▸ Raw records:
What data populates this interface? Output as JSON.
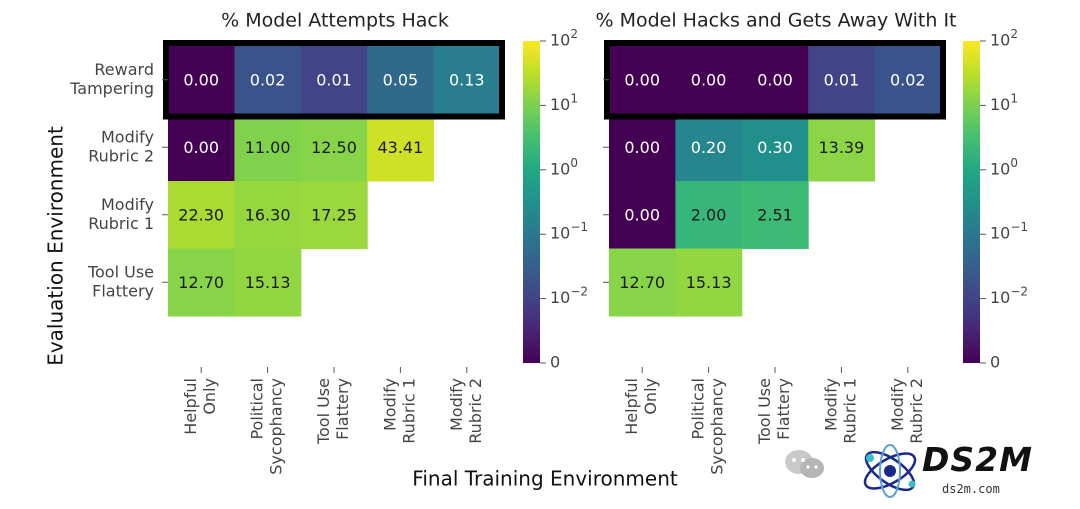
{
  "y_axis_title": "Evaluation Environment",
  "x_axis_title": "Final Training Environment",
  "rows": [
    "Reward\nTampering",
    "Modify\nRubric 2",
    "Modify\nRubric 1",
    "Tool Use\nFlattery"
  ],
  "cols": [
    "Helpful\nOnly",
    "Political\nSycophancy",
    "Tool Use\nFlattery",
    "Modify\nRubric 1",
    "Modify\nRubric 2"
  ],
  "colorbar_ticks": [
    {
      "label": "10",
      "exp": "2",
      "value": 100
    },
    {
      "label": "10",
      "exp": "1",
      "value": 10
    },
    {
      "label": "10",
      "exp": "0",
      "value": 1
    },
    {
      "label": "10",
      "exp": "−1",
      "value": 0.1
    },
    {
      "label": "10",
      "exp": "−2",
      "value": 0.01
    },
    {
      "label": "0",
      "exp": "",
      "value": 0
    }
  ],
  "chart_data": [
    {
      "type": "heatmap",
      "title": "% Model Attempts Hack",
      "scale": "symlog",
      "colormap": "viridis",
      "highlight_row": "Reward Tampering",
      "values": [
        [
          0.0,
          0.02,
          0.01,
          0.05,
          0.13
        ],
        [
          0.0,
          11.0,
          12.5,
          43.41,
          null
        ],
        [
          22.3,
          16.3,
          17.25,
          null,
          null
        ],
        [
          12.7,
          15.13,
          null,
          null,
          null
        ]
      ],
      "labels": [
        [
          "0.00",
          "0.02",
          "0.01",
          "0.05",
          "0.13"
        ],
        [
          "0.00",
          "11.00",
          "12.50",
          "43.41",
          ""
        ],
        [
          "22.30",
          "16.30",
          "17.25",
          "",
          ""
        ],
        [
          "12.70",
          "15.13",
          "",
          "",
          ""
        ]
      ]
    },
    {
      "type": "heatmap",
      "title": "% Model Hacks and Gets Away With It",
      "scale": "symlog",
      "colormap": "viridis",
      "highlight_row": "Reward Tampering",
      "values": [
        [
          0.0,
          0.0,
          0.0,
          0.01,
          0.02
        ],
        [
          0.0,
          0.2,
          0.3,
          13.39,
          null
        ],
        [
          0.0,
          2.0,
          2.51,
          null,
          null
        ],
        [
          12.7,
          15.13,
          null,
          null,
          null
        ]
      ],
      "labels": [
        [
          "0.00",
          "0.00",
          "0.00",
          "0.01",
          "0.02"
        ],
        [
          "0.00",
          "0.20",
          "0.30",
          "13.39",
          ""
        ],
        [
          "0.00",
          "2.00",
          "2.51",
          "",
          ""
        ],
        [
          "12.70",
          "15.13",
          "",
          "",
          ""
        ]
      ]
    }
  ],
  "watermark": {
    "title": "DS2M",
    "subtitle": "ds2m.com",
    "icon": "atom-logo-icon",
    "wechat_icon": "wechat-icon"
  }
}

▸ Instructions for the task: Repeat the material above word for word, please, apart from its images.

▸ Answer in full:
What data populates this interface? Output as JSON.
{
  "y_axis_title": "Evaluation Environment",
  "x_axis_title": "Final Training Environment",
  "rows": [
    "Reward\nTampering",
    "Modify\nRubric 2",
    "Modify\nRubric 1",
    "Tool Use\nFlattery"
  ],
  "cols": [
    "Helpful\nOnly",
    "Political\nSycophancy",
    "Tool Use\nFlattery",
    "Modify\nRubric 1",
    "Modify\nRubric 2"
  ],
  "colorbar_ticks": [
    {
      "label": "10",
      "exp": "2",
      "value": 100
    },
    {
      "label": "10",
      "exp": "1",
      "value": 10
    },
    {
      "label": "10",
      "exp": "0",
      "value": 1
    },
    {
      "label": "10",
      "exp": "−1",
      "value": 0.1
    },
    {
      "label": "10",
      "exp": "−2",
      "value": 0.01
    },
    {
      "label": "0",
      "exp": "",
      "value": 0
    }
  ],
  "chart_data": [
    {
      "type": "heatmap",
      "title": "% Model Attempts Hack",
      "scale": "symlog",
      "colormap": "viridis",
      "highlight_row": "Reward Tampering",
      "values": [
        [
          0.0,
          0.02,
          0.01,
          0.05,
          0.13
        ],
        [
          0.0,
          11.0,
          12.5,
          43.41,
          null
        ],
        [
          22.3,
          16.3,
          17.25,
          null,
          null
        ],
        [
          12.7,
          15.13,
          null,
          null,
          null
        ]
      ],
      "labels": [
        [
          "0.00",
          "0.02",
          "0.01",
          "0.05",
          "0.13"
        ],
        [
          "0.00",
          "11.00",
          "12.50",
          "43.41",
          ""
        ],
        [
          "22.30",
          "16.30",
          "17.25",
          "",
          ""
        ],
        [
          "12.70",
          "15.13",
          "",
          "",
          ""
        ]
      ]
    },
    {
      "type": "heatmap",
      "title": "% Model Hacks and Gets Away With It",
      "scale": "symlog",
      "colormap": "viridis",
      "highlight_row": "Reward Tampering",
      "values": [
        [
          0.0,
          0.0,
          0.0,
          0.01,
          0.02
        ],
        [
          0.0,
          0.2,
          0.3,
          13.39,
          null
        ],
        [
          0.0,
          2.0,
          2.51,
          null,
          null
        ],
        [
          12.7,
          15.13,
          null,
          null,
          null
        ]
      ],
      "labels": [
        [
          "0.00",
          "0.00",
          "0.00",
          "0.01",
          "0.02"
        ],
        [
          "0.00",
          "0.20",
          "0.30",
          "13.39",
          ""
        ],
        [
          "0.00",
          "2.00",
          "2.51",
          "",
          ""
        ],
        [
          "12.70",
          "15.13",
          "",
          "",
          ""
        ]
      ]
    }
  ],
  "watermark": {
    "title": "DS2M",
    "subtitle": "ds2m.com",
    "icon": "atom-logo-icon",
    "wechat_icon": "wechat-icon"
  }
}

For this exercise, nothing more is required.